My friend got two of the second one. Had a female in one and a male in the other. The female died, and she got a new teeny tiny one. His fins started curling and she didn't know why. I kept telling her it was the small tank. She upgraded to a 1.5 gallon. But she put both Bettas in it. I gave her my 2.5 gallon and she gave me her 1 gallon. I don't know why she just didn't use that one.


----------



## kitten_penang (Mar 26, 2008)

see people still do it out of ignorance!!!!! poor fish


----------



## SemioticSleep (Mar 31, 2010)

Most people annoy me when they go around whining about how cruel Betta tanks are but for once I agree. That tank is too small to even hold one not even to mention three


----------



## SemioticSleep (Mar 31, 2010)

Hey I looked in to that Betta tank. It is only a showcase. So they can flare their fins and Photographers may take quality pictures of them without them moving so much. This tank is not meant for a everyday home.


----------



## Sarada (May 11, 2010)

The girl who works at a local pet store here had 8 bettas, each in a vase, no filter. :S


----------



## TheJadeBetta (Mar 31, 2010)

You don't have to have a filter with every Betta tank/bowl/aquarium


----------



## kitten_penang (Mar 26, 2008)

**INSTRUCTIONS:**
[a] List the distinct usernames that appear in the post headers of the betta forum thread.
[b] Continue the betta forum thread from the point where it stops.
The material after this point is unrelated to the betta forum thread.

**DATA EXCERPTS:**
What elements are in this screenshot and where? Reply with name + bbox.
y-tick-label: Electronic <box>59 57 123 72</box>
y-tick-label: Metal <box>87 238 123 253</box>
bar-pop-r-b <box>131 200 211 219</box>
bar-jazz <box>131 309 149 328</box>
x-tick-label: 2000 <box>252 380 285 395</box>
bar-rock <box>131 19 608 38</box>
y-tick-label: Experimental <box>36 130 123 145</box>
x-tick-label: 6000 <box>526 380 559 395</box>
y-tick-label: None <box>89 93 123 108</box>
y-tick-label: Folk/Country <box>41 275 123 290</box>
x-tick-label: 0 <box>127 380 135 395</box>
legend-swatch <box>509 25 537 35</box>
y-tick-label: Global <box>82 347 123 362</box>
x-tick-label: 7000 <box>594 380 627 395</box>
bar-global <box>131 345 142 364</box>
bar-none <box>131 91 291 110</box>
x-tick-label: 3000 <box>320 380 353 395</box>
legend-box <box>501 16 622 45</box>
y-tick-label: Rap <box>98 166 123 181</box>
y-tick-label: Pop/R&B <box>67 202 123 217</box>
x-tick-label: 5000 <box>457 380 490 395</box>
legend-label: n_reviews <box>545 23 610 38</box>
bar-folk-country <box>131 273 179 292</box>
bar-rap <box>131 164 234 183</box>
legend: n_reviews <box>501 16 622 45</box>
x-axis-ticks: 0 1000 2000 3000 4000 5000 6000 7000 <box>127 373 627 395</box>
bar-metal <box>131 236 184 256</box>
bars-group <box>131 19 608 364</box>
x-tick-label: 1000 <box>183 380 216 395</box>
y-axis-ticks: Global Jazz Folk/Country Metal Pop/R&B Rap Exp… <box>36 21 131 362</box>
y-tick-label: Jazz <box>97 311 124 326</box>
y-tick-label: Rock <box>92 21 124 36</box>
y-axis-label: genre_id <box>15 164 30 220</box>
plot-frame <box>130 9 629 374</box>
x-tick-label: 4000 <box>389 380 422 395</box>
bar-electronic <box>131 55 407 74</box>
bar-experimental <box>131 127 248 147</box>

**OUTPUTS BY TASK:**
[a] kitten_penang, SemioticSleep, Sarada, TheJadeBetta

[b]
true but still a vase have little surface area and thus less oxygen.although a beta can take in oxygen from air i just don't like the idea of it.maybe my betas use to be pampered but why not??? just imaging this.we have a lot of air around us and what if it dint contain oxygen and we need to breath out of an oxygen tank even when we sleep???? isn't that stressful????


----------



## TheJadeBetta (Mar 31, 2010)

True, that is probably why Kritter Keepers are suggested.


----------



## Learn To Fly (May 15, 2010)

Jakr959 said:


> I am so embarrest. . . My first betta, Betty, lived in that. He looked so happy! he was fed the proper diet and cleaned his tank every week! he live for 5 years never got sick once . but now I know. Akrin is in a 1G and is going to be put is a 3G vase with a live plant, heater, and filter.


That's okay. My first betta lived in this http://www.petsmart.com/product/index.jsp?productId=2753118 for quite a while (1-1/2 years) before having about 1/3 of a ten gallon tank. And he's the one who's lived the longest of all my bettas


----------



## Sicklidae (Jul 3, 2010)

Did anyone read about the first one?

"It features three independent compartments that safely separate your bettas while their close proximity prompts them to intensify their colors, spread their fins and flair their gills for a delightful and colorful display."

That's messed up......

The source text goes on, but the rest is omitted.